# WORK TO COMPLETE:
Your task is to work out how many lines in the data that follows hold "enthaltend" and to state that number alone.

Page transcription records:
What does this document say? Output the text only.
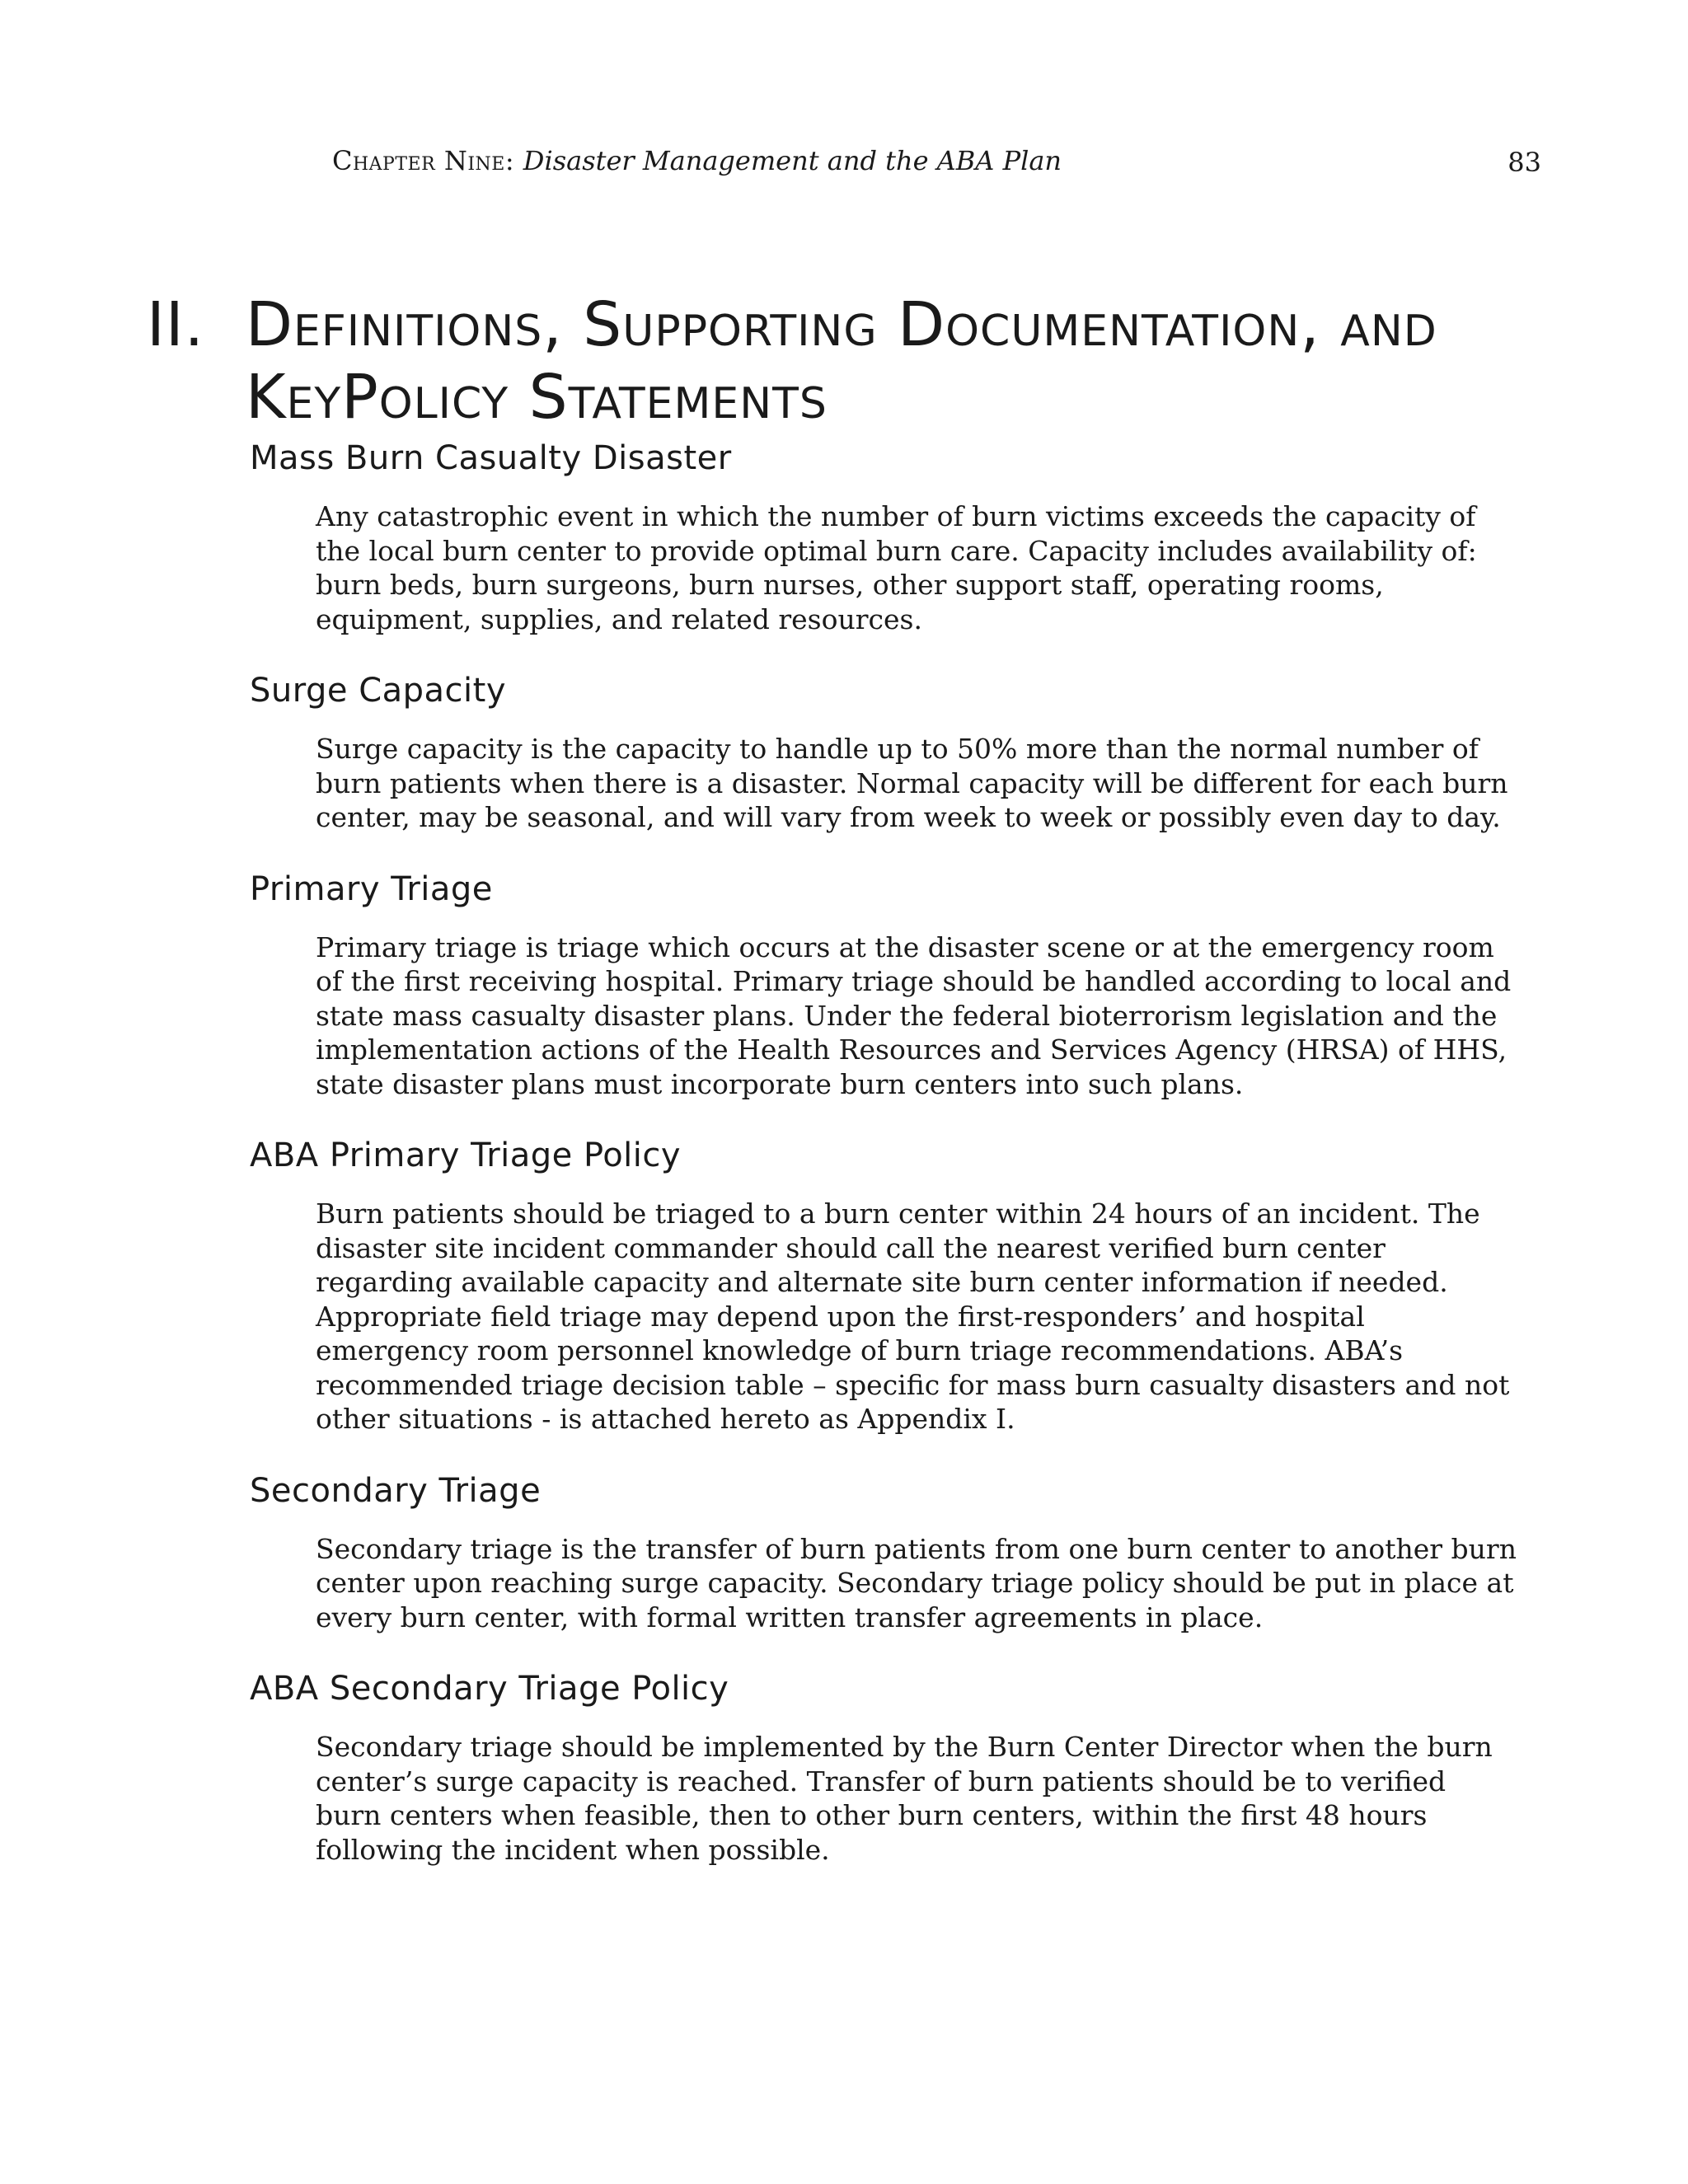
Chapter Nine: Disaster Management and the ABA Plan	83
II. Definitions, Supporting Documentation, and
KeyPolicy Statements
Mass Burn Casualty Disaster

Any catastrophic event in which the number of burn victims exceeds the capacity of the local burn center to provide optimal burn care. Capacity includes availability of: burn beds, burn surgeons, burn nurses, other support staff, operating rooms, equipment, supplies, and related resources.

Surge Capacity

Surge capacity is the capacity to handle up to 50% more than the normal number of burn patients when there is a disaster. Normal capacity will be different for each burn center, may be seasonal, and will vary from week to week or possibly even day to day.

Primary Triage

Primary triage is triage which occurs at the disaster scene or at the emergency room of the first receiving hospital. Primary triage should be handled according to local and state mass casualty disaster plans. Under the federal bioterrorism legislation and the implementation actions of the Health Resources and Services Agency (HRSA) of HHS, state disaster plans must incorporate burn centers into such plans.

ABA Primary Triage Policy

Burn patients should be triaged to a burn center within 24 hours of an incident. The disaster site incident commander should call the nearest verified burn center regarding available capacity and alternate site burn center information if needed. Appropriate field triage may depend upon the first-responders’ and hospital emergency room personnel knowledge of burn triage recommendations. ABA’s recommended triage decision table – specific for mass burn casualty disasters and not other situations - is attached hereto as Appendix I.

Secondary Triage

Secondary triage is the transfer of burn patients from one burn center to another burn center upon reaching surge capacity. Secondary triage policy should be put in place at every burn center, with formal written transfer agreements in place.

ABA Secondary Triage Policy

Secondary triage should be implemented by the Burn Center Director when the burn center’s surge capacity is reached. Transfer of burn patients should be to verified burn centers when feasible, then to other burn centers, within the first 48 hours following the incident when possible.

...

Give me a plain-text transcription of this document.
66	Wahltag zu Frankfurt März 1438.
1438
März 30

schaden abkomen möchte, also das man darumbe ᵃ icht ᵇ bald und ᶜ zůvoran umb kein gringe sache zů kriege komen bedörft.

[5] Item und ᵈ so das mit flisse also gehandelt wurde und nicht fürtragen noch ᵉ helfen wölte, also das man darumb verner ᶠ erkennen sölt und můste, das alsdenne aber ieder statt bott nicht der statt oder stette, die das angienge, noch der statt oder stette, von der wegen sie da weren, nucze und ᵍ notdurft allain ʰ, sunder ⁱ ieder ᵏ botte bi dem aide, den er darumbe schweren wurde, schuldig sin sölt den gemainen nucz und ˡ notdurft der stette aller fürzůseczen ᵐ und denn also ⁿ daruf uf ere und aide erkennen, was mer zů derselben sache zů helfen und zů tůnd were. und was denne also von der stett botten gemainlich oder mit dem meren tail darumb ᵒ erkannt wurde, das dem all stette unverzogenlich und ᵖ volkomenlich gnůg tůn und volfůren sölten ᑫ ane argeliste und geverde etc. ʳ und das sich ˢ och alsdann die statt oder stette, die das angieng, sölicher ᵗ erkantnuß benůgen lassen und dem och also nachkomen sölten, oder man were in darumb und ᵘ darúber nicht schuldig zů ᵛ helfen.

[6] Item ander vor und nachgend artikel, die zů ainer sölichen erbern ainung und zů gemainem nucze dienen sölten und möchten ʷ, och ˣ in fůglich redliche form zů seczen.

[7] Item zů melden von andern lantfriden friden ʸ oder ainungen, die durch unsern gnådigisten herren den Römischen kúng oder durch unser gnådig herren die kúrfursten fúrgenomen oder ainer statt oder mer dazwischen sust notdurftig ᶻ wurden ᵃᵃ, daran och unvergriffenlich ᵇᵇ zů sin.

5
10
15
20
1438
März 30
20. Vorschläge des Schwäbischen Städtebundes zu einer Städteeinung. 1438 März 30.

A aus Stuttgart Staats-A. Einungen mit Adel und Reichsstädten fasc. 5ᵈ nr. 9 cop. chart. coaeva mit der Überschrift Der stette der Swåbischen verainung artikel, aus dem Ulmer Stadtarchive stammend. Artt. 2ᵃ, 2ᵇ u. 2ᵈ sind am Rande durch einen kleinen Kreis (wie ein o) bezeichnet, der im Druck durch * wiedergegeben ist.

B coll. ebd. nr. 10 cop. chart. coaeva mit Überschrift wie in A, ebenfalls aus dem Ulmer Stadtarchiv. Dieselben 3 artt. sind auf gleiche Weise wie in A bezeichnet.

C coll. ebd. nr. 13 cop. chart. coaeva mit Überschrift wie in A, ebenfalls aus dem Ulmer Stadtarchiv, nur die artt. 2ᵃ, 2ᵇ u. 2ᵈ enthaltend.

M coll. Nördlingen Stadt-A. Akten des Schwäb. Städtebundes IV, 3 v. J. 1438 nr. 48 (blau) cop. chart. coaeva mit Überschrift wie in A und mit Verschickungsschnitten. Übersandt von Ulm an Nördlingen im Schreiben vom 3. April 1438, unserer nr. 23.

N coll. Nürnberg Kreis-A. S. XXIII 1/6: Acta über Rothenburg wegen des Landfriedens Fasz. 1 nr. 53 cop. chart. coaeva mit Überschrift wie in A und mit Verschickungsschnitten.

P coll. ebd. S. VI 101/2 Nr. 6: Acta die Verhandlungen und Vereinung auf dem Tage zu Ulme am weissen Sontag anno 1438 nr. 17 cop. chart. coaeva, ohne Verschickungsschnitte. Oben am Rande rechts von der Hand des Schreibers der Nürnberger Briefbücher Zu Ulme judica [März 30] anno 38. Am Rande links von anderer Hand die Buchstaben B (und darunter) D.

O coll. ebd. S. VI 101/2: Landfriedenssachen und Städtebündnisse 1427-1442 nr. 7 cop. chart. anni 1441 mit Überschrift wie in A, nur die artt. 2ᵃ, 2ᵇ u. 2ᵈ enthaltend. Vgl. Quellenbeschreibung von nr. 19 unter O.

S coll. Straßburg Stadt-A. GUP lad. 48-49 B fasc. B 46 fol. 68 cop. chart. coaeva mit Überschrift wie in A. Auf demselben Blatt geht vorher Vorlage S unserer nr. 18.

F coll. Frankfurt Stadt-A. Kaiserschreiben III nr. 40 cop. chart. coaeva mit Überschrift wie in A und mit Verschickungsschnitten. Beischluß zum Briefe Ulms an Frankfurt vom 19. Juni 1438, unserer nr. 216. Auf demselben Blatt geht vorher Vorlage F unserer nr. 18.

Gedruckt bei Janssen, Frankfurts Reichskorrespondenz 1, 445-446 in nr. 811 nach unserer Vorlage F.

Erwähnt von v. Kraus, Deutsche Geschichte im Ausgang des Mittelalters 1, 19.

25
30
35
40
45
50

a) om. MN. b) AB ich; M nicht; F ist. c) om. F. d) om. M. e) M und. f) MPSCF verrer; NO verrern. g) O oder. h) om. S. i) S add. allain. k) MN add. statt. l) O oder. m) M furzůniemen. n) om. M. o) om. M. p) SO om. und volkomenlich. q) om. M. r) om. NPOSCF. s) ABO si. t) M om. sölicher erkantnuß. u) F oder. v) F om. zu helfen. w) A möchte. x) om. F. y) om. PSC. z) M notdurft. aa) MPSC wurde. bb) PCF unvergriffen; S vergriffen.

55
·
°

# TASK SOLUTION:
2